start Records provided
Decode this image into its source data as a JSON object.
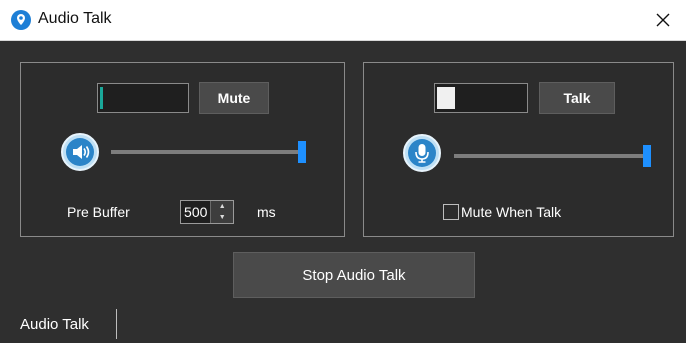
{
  "window": {
    "title": "Audio Talk",
    "close_glyph": "✕"
  },
  "left_panel": {
    "mute_button": "Mute",
    "level_fraction": 0.03,
    "volume_icon": "speaker-icon",
    "volume_level": 1.0,
    "pre_buffer_label": "Pre Buffer",
    "pre_buffer_value": "500",
    "pre_buffer_unit": "ms"
  },
  "right_panel": {
    "talk_button": "Talk",
    "level_fraction": 0.2,
    "mic_icon": "microphone-icon",
    "mic_level": 1.0,
    "mute_when_talk_label": "Mute When Talk",
    "mute_when_talk_checked": false
  },
  "actions": {
    "stop_label": "Stop Audio Talk"
  },
  "statusbar": {
    "text": "Audio Talk"
  },
  "colors": {
    "accent": "#1e90ff",
    "level_teal": "#1aa89a",
    "level_white": "#f0f0f0"
  }
}
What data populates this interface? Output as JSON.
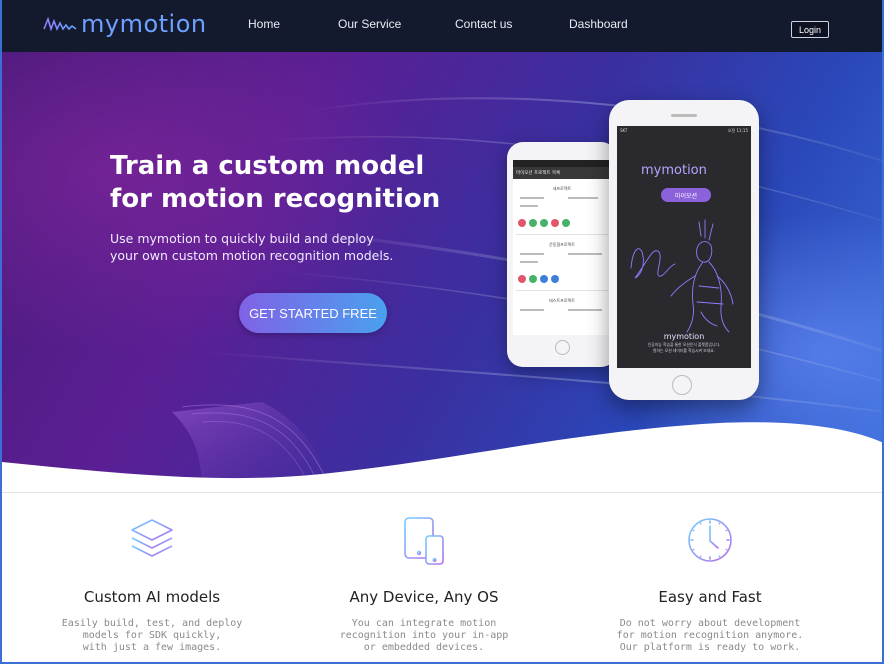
{
  "brand": {
    "name": "mymotion",
    "logo_color": "#6ea0ff"
  },
  "nav": {
    "items": [
      {
        "label": "Home"
      },
      {
        "label": "Our Service"
      },
      {
        "label": "Contact us"
      },
      {
        "label": "Dashboard"
      }
    ],
    "login_label": "Login"
  },
  "hero": {
    "title_line1": "Train a custom model",
    "title_line2": "for motion recognition",
    "subtitle_line1": "Use mymotion to quickly build and deploy",
    "subtitle_line2": "your own custom motion recognition models.",
    "cta_label": "GET STARTED FREE"
  },
  "phone_back": {
    "header": "마이모션 프로젝트 목록",
    "cards": [
      {
        "title": "새프로젝트"
      },
      {
        "title": "운동협프로젝트"
      },
      {
        "title": "테스트프로젝트"
      }
    ]
  },
  "phone_front": {
    "status_left": "SKT",
    "status_right": "오전 11:15",
    "app_logo": "mymotion",
    "button_label": "마이모션",
    "footer_brand": "mymotion",
    "footer_line1": "인공지능 학습을 통한 모션인식 플랫폼입니다.",
    "footer_line2": "원하는 모션 데이터를 학습시켜 보세요."
  },
  "features": [
    {
      "icon": "layers-icon",
      "title": "Custom AI models",
      "desc_line1": "Easily build, test, and deploy",
      "desc_line2": "models for SDK quickly,",
      "desc_line3": "with just a few images."
    },
    {
      "icon": "devices-icon",
      "title": "Any Device, Any OS",
      "desc_line1": "You can integrate motion",
      "desc_line2": "recognition into your in-app",
      "desc_line3": "or embedded devices."
    },
    {
      "icon": "clock-icon",
      "title": "Easy and Fast",
      "desc_line1": "Do not worry about development",
      "desc_line2": "for motion recognition anymore.",
      "desc_line3": "Our platform is ready to work."
    }
  ],
  "colors": {
    "nav_bg": "#141a2e",
    "hero_purple": "#5a1f94",
    "hero_blue": "#3c6fdb",
    "cta_start": "#8062e6",
    "cta_end": "#4aa0ee",
    "icon_gradient_start": "#7aa6ff",
    "icon_gradient_end": "#a86ee8"
  }
}
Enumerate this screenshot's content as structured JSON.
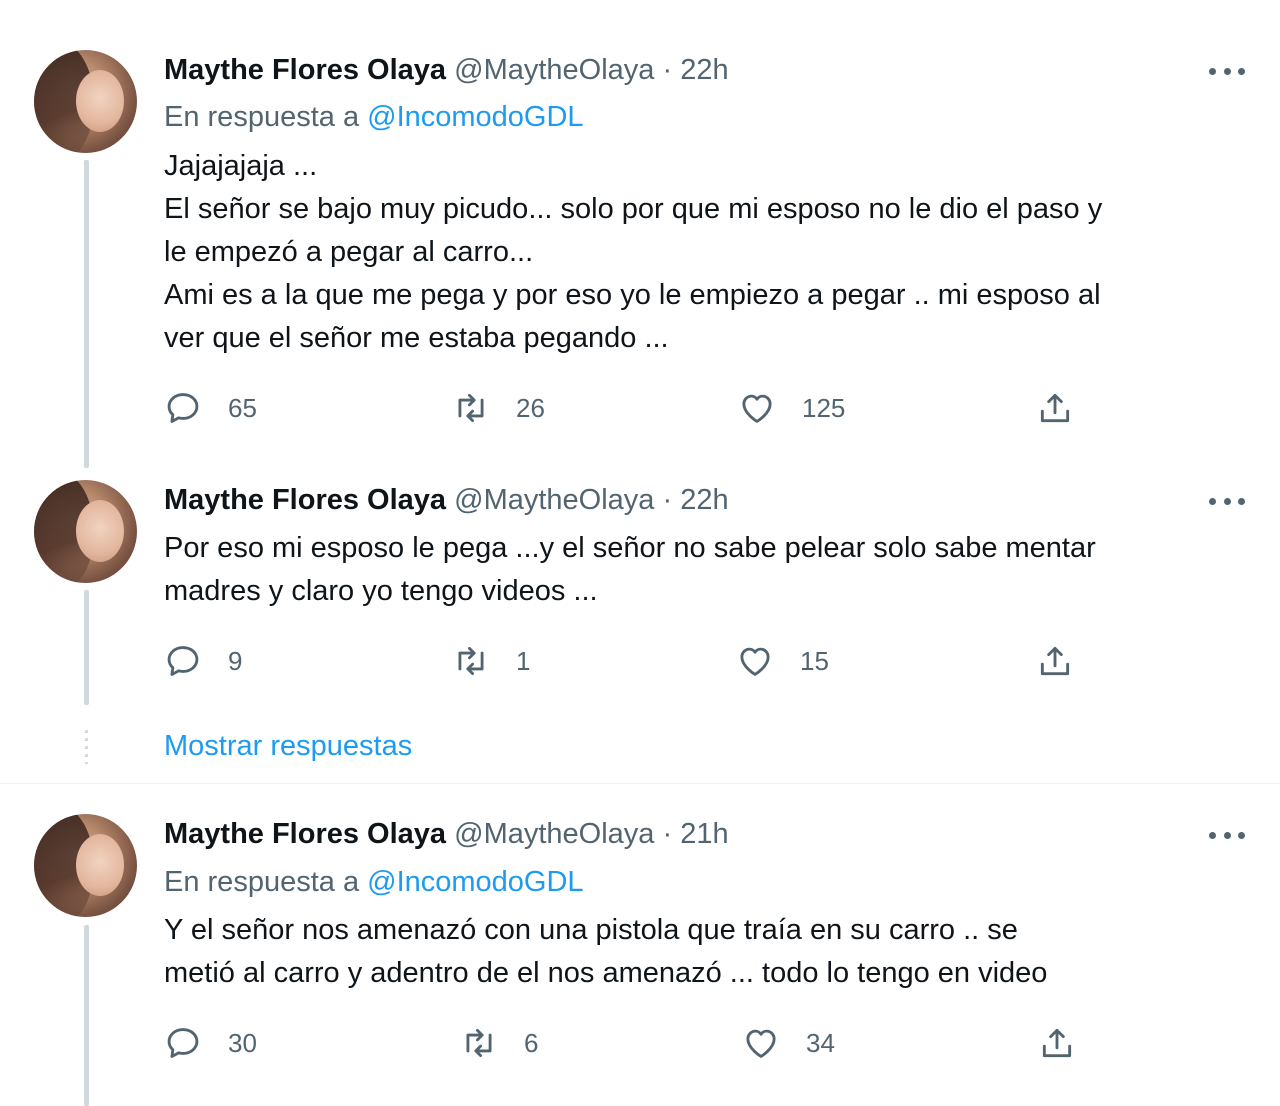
{
  "tweets": [
    {
      "name": "Maythe Flores Olaya",
      "handle": "@MaytheOlaya",
      "dot": "·",
      "time": "22h",
      "reply_prefix": "En respuesta a ",
      "reply_mention": "@IncomodoGDL",
      "lines": [
        "Jajajajaja ...",
        "El  señor  se  bajo  muy picudo... solo  por que mi  esposo no le dio el paso y",
        "le  empezó  a pegar al  carro...",
        "Ami es  a la que me pega   y por eso yo le empiezo a  pegar .. mi esposo al",
        "ver   que el señor me estaba pegando ..."
      ],
      "replies": "65",
      "retweets": "26",
      "likes": "125"
    },
    {
      "name": "Maythe Flores Olaya",
      "handle": "@MaytheOlaya",
      "dot": "·",
      "time": "22h",
      "lines": [
        "Por  eso mi  esposo  le  pega ...y el señor   no  sabe pelear solo sabe mentar",
        "madres y  claro  yo  tengo  videos ..."
      ],
      "replies": "9",
      "retweets": "1",
      "likes": "15"
    },
    {
      "name": "Maythe Flores Olaya",
      "handle": "@MaytheOlaya",
      "dot": "·",
      "time": "21h",
      "reply_prefix": "En respuesta a ",
      "reply_mention": "@IncomodoGDL",
      "lines": [
        "Y el  señor  nos  amenazó  con  una pistola  que  traía  en  su carro .. se",
        "metió  al  carro   y adentro  de  el nos  amenazó  ... todo lo tengo  en  video"
      ],
      "replies": "30",
      "retweets": "6",
      "likes": "34"
    }
  ],
  "show_replies_label": "Mostrar respuestas",
  "icons": {
    "more": "more-horizontal-icon",
    "reply": "reply-bubble-icon",
    "retweet": "retweet-icon",
    "like": "heart-icon",
    "share": "share-upload-icon"
  },
  "colors": {
    "text": "#0f1419",
    "secondary": "#536471",
    "accent": "#1d9bf0",
    "thread_line": "#cfd9de"
  }
}
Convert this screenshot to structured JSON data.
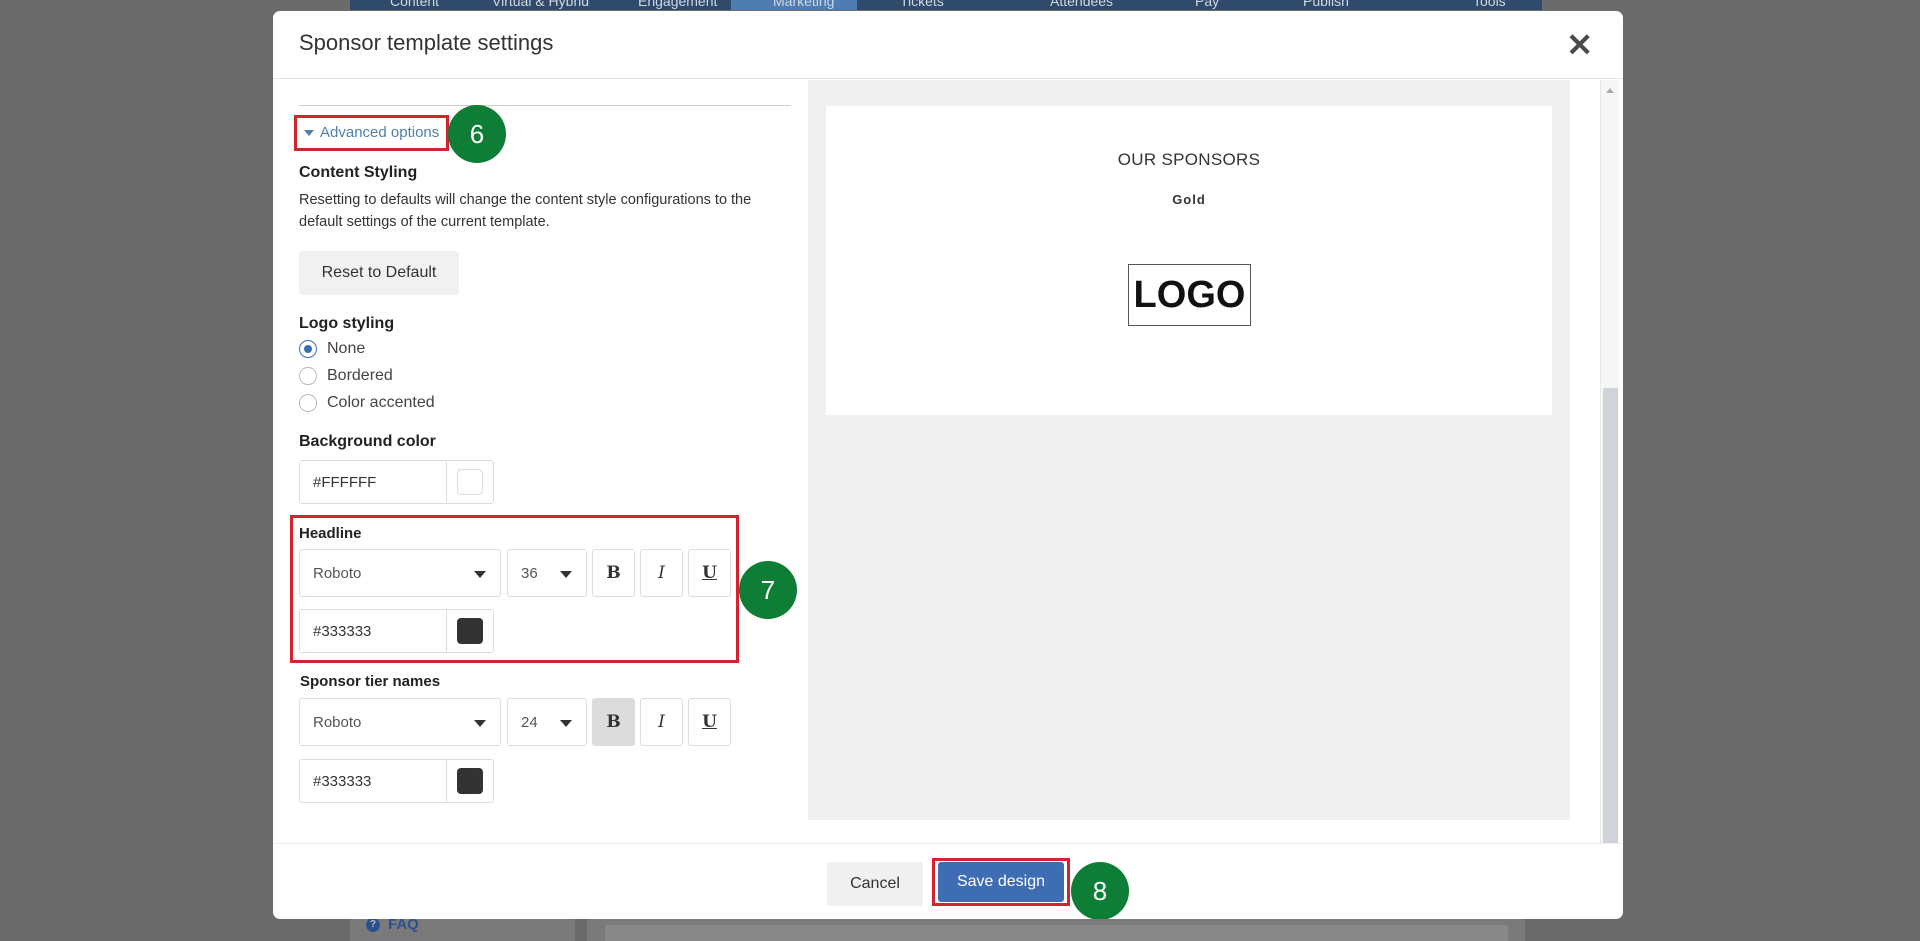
{
  "background": {
    "nav_items": [
      "Content",
      "Virtual & Hybrid",
      "Engagement",
      "Marketing",
      "Tickets",
      "Attendees",
      "Pay",
      "Publish",
      "Tools"
    ],
    "faq_label": "FAQ",
    "faq_icon": "?"
  },
  "modal": {
    "title": "Sponsor template settings",
    "close_glyph": "✕"
  },
  "left": {
    "advanced_options_label": "Advanced options",
    "content_styling": {
      "heading": "Content Styling",
      "description": "Resetting to defaults will change the content style configurations to the default settings of the current template.",
      "reset_label": "Reset to Default"
    },
    "logo_styling": {
      "heading": "Logo styling",
      "options": [
        "None",
        "Bordered",
        "Color accented"
      ],
      "selected": "None"
    },
    "background_color": {
      "heading": "Background color",
      "value": "#FFFFFF"
    },
    "headline": {
      "heading": "Headline",
      "font": "Roboto",
      "size": "36",
      "bold_glyph": "B",
      "italic_glyph": "I",
      "underline_glyph": "U",
      "bold_active": false,
      "color": "#333333"
    },
    "tier_names": {
      "heading": "Sponsor tier names",
      "font": "Roboto",
      "size": "24",
      "bold_glyph": "B",
      "italic_glyph": "I",
      "underline_glyph": "U",
      "bold_active": true,
      "color": "#333333"
    }
  },
  "preview": {
    "title": "OUR SPONSORS",
    "tier": "Gold",
    "logo_text": "LOGO"
  },
  "footer": {
    "cancel_label": "Cancel",
    "save_label": "Save design"
  },
  "step_badges": [
    "6",
    "7",
    "8"
  ],
  "colors": {
    "highlight_border": "#d3232f",
    "badge_green": "#0e7d35",
    "primary_blue": "#3f6db3"
  }
}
end Records provided
### Brief
Check each line of the records above for the string "tengo", and report every line that has it.

### Answer for the task
        "madres y  claro  yo  tengo  videos ..."
        "metió  al  carro   y adentro  de  el nos  amenazó  ... todo lo tengo  en  video"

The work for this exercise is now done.